What to produce: Return the material word for word. Do not include the pictures.
— Start Record extracts —
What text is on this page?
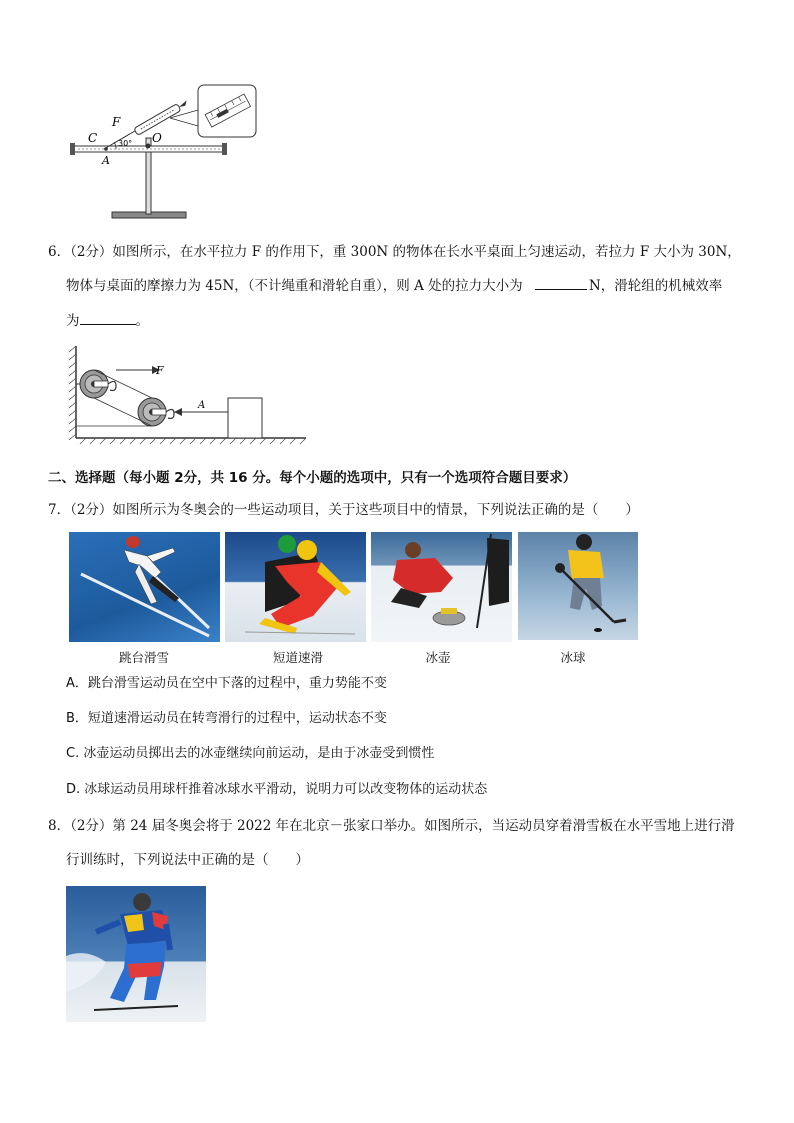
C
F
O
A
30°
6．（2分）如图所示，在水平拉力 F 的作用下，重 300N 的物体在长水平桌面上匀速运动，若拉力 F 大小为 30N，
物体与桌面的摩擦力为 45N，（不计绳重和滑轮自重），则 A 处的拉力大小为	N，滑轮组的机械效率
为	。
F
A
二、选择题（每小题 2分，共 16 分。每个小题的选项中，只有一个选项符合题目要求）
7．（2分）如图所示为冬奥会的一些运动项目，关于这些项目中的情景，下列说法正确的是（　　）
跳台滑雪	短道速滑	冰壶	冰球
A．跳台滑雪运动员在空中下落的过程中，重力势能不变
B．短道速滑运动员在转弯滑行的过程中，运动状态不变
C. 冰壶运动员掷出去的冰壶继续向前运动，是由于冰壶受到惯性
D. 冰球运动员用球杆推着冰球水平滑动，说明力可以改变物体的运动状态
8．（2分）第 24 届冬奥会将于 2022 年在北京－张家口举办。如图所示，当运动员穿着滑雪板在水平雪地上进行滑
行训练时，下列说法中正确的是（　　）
— End Record extracts —
Solution below:
What text is on this page?
C
F
O
A
30°
6．（2分）如图所示，在水平拉力 F 的作用下，重 300N 的物体在长水平桌面上匀速运动，若拉力 F 大小为 30N，
物体与桌面的摩擦力为 45N，（不计绳重和滑轮自重），则 A 处的拉力大小为	N，滑轮组的机械效率
为	。
F
A
二、选择题（每小题 2分，共 16 分。每个小题的选项中，只有一个选项符合题目要求）
7．（2分）如图所示为冬奥会的一些运动项目，关于这些项目中的情景，下列说法正确的是（　　）
跳台滑雪	短道速滑	冰壶	冰球
A．跳台滑雪运动员在空中下落的过程中，重力势能不变
B．短道速滑运动员在转弯滑行的过程中，运动状态不变
C. 冰壶运动员掷出去的冰壶继续向前运动，是由于冰壶受到惯性
D. 冰球运动员用球杆推着冰球水平滑动，说明力可以改变物体的运动状态
8．（2分）第 24 届冬奥会将于 2022 年在北京－张家口举办。如图所示，当运动员穿着滑雪板在水平雪地上进行滑
行训练时，下列说法中正确的是（　　）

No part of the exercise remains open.